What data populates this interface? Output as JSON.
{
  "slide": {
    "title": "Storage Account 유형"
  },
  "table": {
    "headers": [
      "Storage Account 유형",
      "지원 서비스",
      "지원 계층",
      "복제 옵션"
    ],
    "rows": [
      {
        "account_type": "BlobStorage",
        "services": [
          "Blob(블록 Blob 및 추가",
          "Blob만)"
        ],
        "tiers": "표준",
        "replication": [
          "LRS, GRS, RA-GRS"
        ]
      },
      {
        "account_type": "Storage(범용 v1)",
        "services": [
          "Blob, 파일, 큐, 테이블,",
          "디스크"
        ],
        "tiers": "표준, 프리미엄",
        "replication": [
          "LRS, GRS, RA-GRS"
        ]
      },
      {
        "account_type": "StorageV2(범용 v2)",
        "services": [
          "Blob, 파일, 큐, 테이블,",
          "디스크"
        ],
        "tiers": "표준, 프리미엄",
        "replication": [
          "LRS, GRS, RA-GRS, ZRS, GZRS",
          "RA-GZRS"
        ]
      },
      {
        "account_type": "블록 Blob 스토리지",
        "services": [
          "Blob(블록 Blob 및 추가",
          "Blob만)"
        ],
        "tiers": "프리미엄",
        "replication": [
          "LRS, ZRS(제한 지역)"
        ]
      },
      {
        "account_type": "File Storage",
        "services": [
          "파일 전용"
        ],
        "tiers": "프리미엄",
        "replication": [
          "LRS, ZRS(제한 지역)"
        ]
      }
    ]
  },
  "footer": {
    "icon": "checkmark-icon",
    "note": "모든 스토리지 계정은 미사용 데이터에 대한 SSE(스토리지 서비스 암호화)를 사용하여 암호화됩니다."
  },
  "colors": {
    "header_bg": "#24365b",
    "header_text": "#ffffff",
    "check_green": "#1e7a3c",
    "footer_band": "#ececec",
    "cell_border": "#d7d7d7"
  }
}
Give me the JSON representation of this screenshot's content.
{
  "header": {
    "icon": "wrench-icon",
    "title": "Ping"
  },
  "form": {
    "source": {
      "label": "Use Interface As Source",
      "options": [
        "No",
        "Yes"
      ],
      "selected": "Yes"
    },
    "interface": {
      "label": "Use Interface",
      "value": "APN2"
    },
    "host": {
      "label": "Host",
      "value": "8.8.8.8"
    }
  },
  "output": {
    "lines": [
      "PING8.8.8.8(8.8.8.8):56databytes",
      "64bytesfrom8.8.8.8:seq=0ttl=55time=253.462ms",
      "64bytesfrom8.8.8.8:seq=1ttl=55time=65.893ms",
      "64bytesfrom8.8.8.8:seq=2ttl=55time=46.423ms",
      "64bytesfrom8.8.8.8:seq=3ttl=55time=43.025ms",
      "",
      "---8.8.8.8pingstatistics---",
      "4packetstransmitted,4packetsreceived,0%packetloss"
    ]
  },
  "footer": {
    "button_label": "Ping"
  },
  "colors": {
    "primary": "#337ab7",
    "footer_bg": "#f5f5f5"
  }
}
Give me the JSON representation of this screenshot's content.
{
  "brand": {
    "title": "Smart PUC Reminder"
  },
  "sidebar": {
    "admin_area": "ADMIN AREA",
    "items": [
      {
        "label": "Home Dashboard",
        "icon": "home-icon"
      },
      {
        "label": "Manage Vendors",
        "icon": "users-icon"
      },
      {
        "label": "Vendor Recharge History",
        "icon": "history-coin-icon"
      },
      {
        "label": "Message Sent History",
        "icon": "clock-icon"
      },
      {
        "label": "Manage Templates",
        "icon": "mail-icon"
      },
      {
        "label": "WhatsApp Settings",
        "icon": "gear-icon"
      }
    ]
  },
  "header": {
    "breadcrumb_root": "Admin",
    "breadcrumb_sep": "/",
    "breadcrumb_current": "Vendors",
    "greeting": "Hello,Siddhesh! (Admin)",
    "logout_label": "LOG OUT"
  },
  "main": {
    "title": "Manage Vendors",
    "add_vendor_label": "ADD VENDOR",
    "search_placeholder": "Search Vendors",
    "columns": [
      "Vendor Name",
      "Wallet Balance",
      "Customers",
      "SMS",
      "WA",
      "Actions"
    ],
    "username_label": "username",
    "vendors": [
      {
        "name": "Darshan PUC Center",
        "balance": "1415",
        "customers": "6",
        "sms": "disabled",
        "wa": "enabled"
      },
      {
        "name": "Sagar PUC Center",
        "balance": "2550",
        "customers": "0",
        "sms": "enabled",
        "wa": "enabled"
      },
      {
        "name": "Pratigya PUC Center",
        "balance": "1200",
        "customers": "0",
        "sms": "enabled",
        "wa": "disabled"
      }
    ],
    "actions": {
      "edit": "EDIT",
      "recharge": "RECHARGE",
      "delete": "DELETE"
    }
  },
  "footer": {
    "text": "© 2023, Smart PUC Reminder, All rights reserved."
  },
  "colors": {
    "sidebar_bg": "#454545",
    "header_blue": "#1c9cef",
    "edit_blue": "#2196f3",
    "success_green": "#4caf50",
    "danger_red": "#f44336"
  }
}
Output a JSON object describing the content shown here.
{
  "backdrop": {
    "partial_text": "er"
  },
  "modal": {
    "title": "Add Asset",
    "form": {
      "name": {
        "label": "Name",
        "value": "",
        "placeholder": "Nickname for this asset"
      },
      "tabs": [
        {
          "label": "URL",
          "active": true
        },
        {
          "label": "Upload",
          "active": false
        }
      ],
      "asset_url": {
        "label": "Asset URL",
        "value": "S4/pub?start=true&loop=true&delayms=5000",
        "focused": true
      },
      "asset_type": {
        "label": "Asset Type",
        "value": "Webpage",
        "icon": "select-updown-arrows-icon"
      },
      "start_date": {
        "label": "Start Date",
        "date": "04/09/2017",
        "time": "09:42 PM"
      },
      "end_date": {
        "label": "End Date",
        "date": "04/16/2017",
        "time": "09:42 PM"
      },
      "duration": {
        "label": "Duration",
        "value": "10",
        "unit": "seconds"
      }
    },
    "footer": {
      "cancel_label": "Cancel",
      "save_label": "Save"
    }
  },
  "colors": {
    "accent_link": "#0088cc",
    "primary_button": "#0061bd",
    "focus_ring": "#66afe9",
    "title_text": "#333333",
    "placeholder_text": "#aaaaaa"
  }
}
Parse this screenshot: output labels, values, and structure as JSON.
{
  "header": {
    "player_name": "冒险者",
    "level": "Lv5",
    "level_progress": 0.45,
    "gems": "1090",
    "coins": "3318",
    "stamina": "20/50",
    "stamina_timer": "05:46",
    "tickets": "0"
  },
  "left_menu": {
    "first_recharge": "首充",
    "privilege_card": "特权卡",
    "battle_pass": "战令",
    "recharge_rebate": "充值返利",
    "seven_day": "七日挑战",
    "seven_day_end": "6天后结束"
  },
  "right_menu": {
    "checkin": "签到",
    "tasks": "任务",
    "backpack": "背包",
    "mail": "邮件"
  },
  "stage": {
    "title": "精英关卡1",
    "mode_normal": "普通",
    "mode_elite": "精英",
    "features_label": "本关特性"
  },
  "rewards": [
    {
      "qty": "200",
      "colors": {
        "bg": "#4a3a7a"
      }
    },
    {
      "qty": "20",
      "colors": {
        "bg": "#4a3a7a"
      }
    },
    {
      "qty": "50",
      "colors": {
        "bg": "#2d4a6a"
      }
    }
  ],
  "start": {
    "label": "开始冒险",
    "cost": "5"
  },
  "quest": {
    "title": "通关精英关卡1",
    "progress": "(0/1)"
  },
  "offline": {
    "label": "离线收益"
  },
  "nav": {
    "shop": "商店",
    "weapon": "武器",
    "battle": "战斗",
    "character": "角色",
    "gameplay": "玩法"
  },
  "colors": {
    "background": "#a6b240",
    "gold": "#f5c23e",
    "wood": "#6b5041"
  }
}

Aim of the exercise - Exactly as shown above, return every record.

Response to the exercise -
What data populates this interface? Output as JSON.
{
  "slide": {
    "title": "Storage Account 유형"
  },
  "table": {
    "headers": [
      "Storage Account 유형",
      "지원 서비스",
      "지원 계층",
      "복제 옵션"
    ],
    "rows": [
      {
        "account_type": "BlobStorage",
        "services": [
          "Blob(블록 Blob 및 추가",
          "Blob만)"
        ],
        "tiers": "표준",
        "replication": [
          "LRS, GRS, RA-GRS"
        ]
      },
      {
        "account_type": "Storage(범용 v1)",
        "services": [
          "Blob, 파일, 큐, 테이블,",
          "디스크"
        ],
        "tiers": "표준, 프리미엄",
        "replication": [
          "LRS, GRS, RA-GRS"
        ]
      },
      {
        "account_type": "StorageV2(범용 v2)",
        "services": [
          "Blob, 파일, 큐, 테이블,",
          "디스크"
        ],
        "tiers": "표준, 프리미엄",
        "replication": [
          "LRS, GRS, RA-GRS, ZRS, GZRS",
          "RA-GZRS"
        ]
      },
      {
        "account_type": "블록 Blob 스토리지",
        "services": [
          "Blob(블록 Blob 및 추가",
          "Blob만)"
        ],
        "tiers": "프리미엄",
        "replication": [
          "LRS, ZRS(제한 지역)"
        ]
      },
      {
        "account_type": "File Storage",
        "services": [
          "파일 전용"
        ],
        "tiers": "프리미엄",
        "replication": [
          "LRS, ZRS(제한 지역)"
        ]
      }
    ]
  },
  "footer": {
    "icon": "checkmark-icon",
    "note": "모든 스토리지 계정은 미사용 데이터에 대한 SSE(스토리지 서비스 암호화)를 사용하여 암호화됩니다."
  },
  "colors": {
    "header_bg": "#24365b",
    "header_text": "#ffffff",
    "check_green": "#1e7a3c",
    "footer_band": "#ececec",
    "cell_border": "#d7d7d7"
  }
}
Give me the JSON representation of this screenshot's content.
{
  "header": {
    "icon": "wrench-icon",
    "title": "Ping"
  },
  "form": {
    "source": {
      "label": "Use Interface As Source",
      "options": [
        "No",
        "Yes"
      ],
      "selected": "Yes"
    },
    "interface": {
      "label": "Use Interface",
      "value": "APN2"
    },
    "host": {
      "label": "Host",
      "value": "8.8.8.8"
    }
  },
  "output": {
    "lines": [
      "PING8.8.8.8(8.8.8.8):56databytes",
      "64bytesfrom8.8.8.8:seq=0ttl=55time=253.462ms",
      "64bytesfrom8.8.8.8:seq=1ttl=55time=65.893ms",
      "64bytesfrom8.8.8.8:seq=2ttl=55time=46.423ms",
      "64bytesfrom8.8.8.8:seq=3ttl=55time=43.025ms",
      "",
      "---8.8.8.8pingstatistics---",
      "4packetstransmitted,4packetsreceived,0%packetloss"
    ]
  },
  "footer": {
    "button_label": "Ping"
  },
  "colors": {
    "primary": "#337ab7",
    "footer_bg": "#f5f5f5"
  }
}
Give me the JSON representation of this screenshot's content.
{
  "brand": {
    "title": "Smart PUC Reminder"
  },
  "sidebar": {
    "admin_area": "ADMIN AREA",
    "items": [
      {
        "label": "Home Dashboard",
        "icon": "home-icon"
      },
      {
        "label": "Manage Vendors",
        "icon": "users-icon"
      },
      {
        "label": "Vendor Recharge History",
        "icon": "history-coin-icon"
      },
      {
        "label": "Message Sent History",
        "icon": "clock-icon"
      },
      {
        "label": "Manage Templates",
        "icon": "mail-icon"
      },
      {
        "label": "WhatsApp Settings",
        "icon": "gear-icon"
      }
    ]
  },
  "header": {
    "breadcrumb_root": "Admin",
    "breadcrumb_sep": "/",
    "breadcrumb_current": "Vendors",
    "greeting": "Hello,Siddhesh! (Admin)",
    "logout_label": "LOG OUT"
  },
  "main": {
    "title": "Manage Vendors",
    "add_vendor_label": "ADD VENDOR",
    "search_placeholder": "Search Vendors",
    "columns": [
      "Vendor Name",
      "Wallet Balance",
      "Customers",
      "SMS",
      "WA",
      "Actions"
    ],
    "username_label": "username",
    "vendors": [
      {
        "name": "Darshan PUC Center",
        "balance": "1415",
        "customers": "6",
        "sms": "disabled",
        "wa": "enabled"
      },
      {
        "name": "Sagar PUC Center",
        "balance": "2550",
        "customers": "0",
        "sms": "enabled",
        "wa": "enabled"
      },
      {
        "name": "Pratigya PUC Center",
        "balance": "1200",
        "customers": "0",
        "sms": "enabled",
        "wa": "disabled"
      }
    ],
    "actions": {
      "edit": "EDIT",
      "recharge": "RECHARGE",
      "delete": "DELETE"
    }
  },
  "footer": {
    "text": "© 2023, Smart PUC Reminder, All rights reserved."
  },
  "colors": {
    "sidebar_bg": "#454545",
    "header_blue": "#1c9cef",
    "edit_blue": "#2196f3",
    "success_green": "#4caf50",
    "danger_red": "#f44336"
  }
}
Output a JSON object describing the content shown here.
{
  "backdrop": {
    "partial_text": "er"
  },
  "modal": {
    "title": "Add Asset",
    "form": {
      "name": {
        "label": "Name",
        "value": "",
        "placeholder": "Nickname for this asset"
      },
      "tabs": [
        {
          "label": "URL",
          "active": true
        },
        {
          "label": "Upload",
          "active": false
        }
      ],
      "asset_url": {
        "label": "Asset URL",
        "value": "S4/pub?start=true&loop=true&delayms=5000",
        "focused": true
      },
      "asset_type": {
        "label": "Asset Type",
        "value": "Webpage",
        "icon": "select-updown-arrows-icon"
      },
      "start_date": {
        "label": "Start Date",
        "date": "04/09/2017",
        "time": "09:42 PM"
      },
      "end_date": {
        "label": "End Date",
        "date": "04/16/2017",
        "time": "09:42 PM"
      },
      "duration": {
        "label": "Duration",
        "value": "10",
        "unit": "seconds"
      }
    },
    "footer": {
      "cancel_label": "Cancel",
      "save_label": "Save"
    }
  },
  "colors": {
    "accent_link": "#0088cc",
    "primary_button": "#0061bd",
    "focus_ring": "#66afe9",
    "title_text": "#333333",
    "placeholder_text": "#aaaaaa"
  }
}
Parse this screenshot: output labels, values, and structure as JSON.
{
  "header": {
    "player_name": "冒险者",
    "level": "Lv5",
    "level_progress": 0.45,
    "gems": "1090",
    "coins": "3318",
    "stamina": "20/50",
    "stamina_timer": "05:46",
    "tickets": "0"
  },
  "left_menu": {
    "first_recharge": "首充",
    "privilege_card": "特权卡",
    "battle_pass": "战令",
    "recharge_rebate": "充值返利",
    "seven_day": "七日挑战",
    "seven_day_end": "6天后结束"
  },
  "right_menu": {
    "checkin": "签到",
    "tasks": "任务",
    "backpack": "背包",
    "mail": "邮件"
  },
  "stage": {
    "title": "精英关卡1",
    "mode_normal": "普通",
    "mode_elite": "精英",
    "features_label": "本关特性"
  },
  "rewards": [
    {
      "qty": "200",
      "colors": {
        "bg": "#4a3a7a"
      }
    },
    {
      "qty": "20",
      "colors": {
        "bg": "#4a3a7a"
      }
    },
    {
      "qty": "50",
      "colors": {
        "bg": "#2d4a6a"
      }
    }
  ],
  "start": {
    "label": "开始冒险",
    "cost": "5"
  },
  "quest": {
    "title": "通关精英关卡1",
    "progress": "(0/1)"
  },
  "offline": {
    "label": "离线收益"
  },
  "nav": {
    "shop": "商店",
    "weapon": "武器",
    "battle": "战斗",
    "character": "角色",
    "gameplay": "玩法"
  },
  "colors": {
    "background": "#a6b240",
    "gold": "#f5c23e",
    "wood": "#6b5041"
  }
}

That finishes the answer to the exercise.